- _WHAT YOU WILL DO_
Write out, unchanged, the lines from the one holding "Enumerate this screenshot's" to the close of the listing. Both the first and last lines belong in it.

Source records
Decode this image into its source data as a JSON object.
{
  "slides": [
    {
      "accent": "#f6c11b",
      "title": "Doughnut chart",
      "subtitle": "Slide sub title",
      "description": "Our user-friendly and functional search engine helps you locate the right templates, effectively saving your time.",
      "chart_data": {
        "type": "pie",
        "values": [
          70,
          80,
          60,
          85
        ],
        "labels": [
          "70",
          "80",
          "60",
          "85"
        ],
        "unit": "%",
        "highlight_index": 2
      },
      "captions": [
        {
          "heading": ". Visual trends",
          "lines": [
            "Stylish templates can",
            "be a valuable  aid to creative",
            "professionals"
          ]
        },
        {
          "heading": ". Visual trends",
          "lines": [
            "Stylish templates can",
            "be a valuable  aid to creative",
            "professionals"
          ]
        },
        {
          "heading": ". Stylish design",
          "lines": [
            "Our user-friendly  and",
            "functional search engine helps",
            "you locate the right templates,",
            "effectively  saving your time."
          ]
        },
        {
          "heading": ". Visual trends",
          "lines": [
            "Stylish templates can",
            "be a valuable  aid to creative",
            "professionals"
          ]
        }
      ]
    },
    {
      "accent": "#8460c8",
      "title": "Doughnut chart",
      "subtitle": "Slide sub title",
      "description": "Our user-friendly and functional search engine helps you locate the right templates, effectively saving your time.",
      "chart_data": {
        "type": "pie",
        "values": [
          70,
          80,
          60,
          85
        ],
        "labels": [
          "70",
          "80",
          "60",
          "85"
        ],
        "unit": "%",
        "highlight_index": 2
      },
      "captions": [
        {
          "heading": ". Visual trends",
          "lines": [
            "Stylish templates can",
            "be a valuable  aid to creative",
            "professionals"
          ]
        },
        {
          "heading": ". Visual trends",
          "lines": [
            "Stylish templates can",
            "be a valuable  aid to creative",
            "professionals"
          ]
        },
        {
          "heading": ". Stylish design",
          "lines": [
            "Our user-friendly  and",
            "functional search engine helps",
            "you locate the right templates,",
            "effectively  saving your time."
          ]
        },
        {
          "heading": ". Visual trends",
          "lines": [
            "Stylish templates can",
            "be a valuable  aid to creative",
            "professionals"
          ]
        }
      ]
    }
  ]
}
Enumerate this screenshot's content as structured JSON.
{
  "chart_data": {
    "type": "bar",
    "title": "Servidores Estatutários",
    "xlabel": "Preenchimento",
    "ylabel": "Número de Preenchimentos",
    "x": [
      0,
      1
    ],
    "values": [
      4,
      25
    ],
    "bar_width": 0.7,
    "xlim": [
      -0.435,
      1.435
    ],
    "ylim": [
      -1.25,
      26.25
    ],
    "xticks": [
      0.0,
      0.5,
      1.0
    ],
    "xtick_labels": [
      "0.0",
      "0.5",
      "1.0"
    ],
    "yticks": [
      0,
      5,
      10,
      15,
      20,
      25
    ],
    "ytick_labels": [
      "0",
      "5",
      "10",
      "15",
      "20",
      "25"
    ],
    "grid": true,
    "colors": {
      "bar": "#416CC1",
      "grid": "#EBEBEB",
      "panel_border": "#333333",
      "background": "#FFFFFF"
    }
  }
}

- _FULL SOLUTION_
Enumerate this screenshot's content as structured JSON.
{
  "chart_data": {
    "type": "bar",
    "title": "Servidores Estatutários",
    "xlabel": "Preenchimento",
    "ylabel": "Número de Preenchimentos",
    "x": [
      0,
      1
    ],
    "values": [
      4,
      25
    ],
    "bar_width": 0.7,
    "xlim": [
      -0.435,
      1.435
    ],
    "ylim": [
      -1.25,
      26.25
    ],
    "xticks": [
      0.0,
      0.5,
      1.0
    ],
    "xtick_labels": [
      "0.0",
      "0.5",
      "1.0"
    ],
    "yticks": [
      0,
      5,
      10,
      15,
      20,
      25
    ],
    "ytick_labels": [
      "0",
      "5",
      "10",
      "15",
      "20",
      "25"
    ],
    "grid": true,
    "colors": {
      "bar": "#416CC1",
      "grid": "#EBEBEB",
      "panel_border": "#333333",
      "background": "#FFFFFF"
    }
  }
}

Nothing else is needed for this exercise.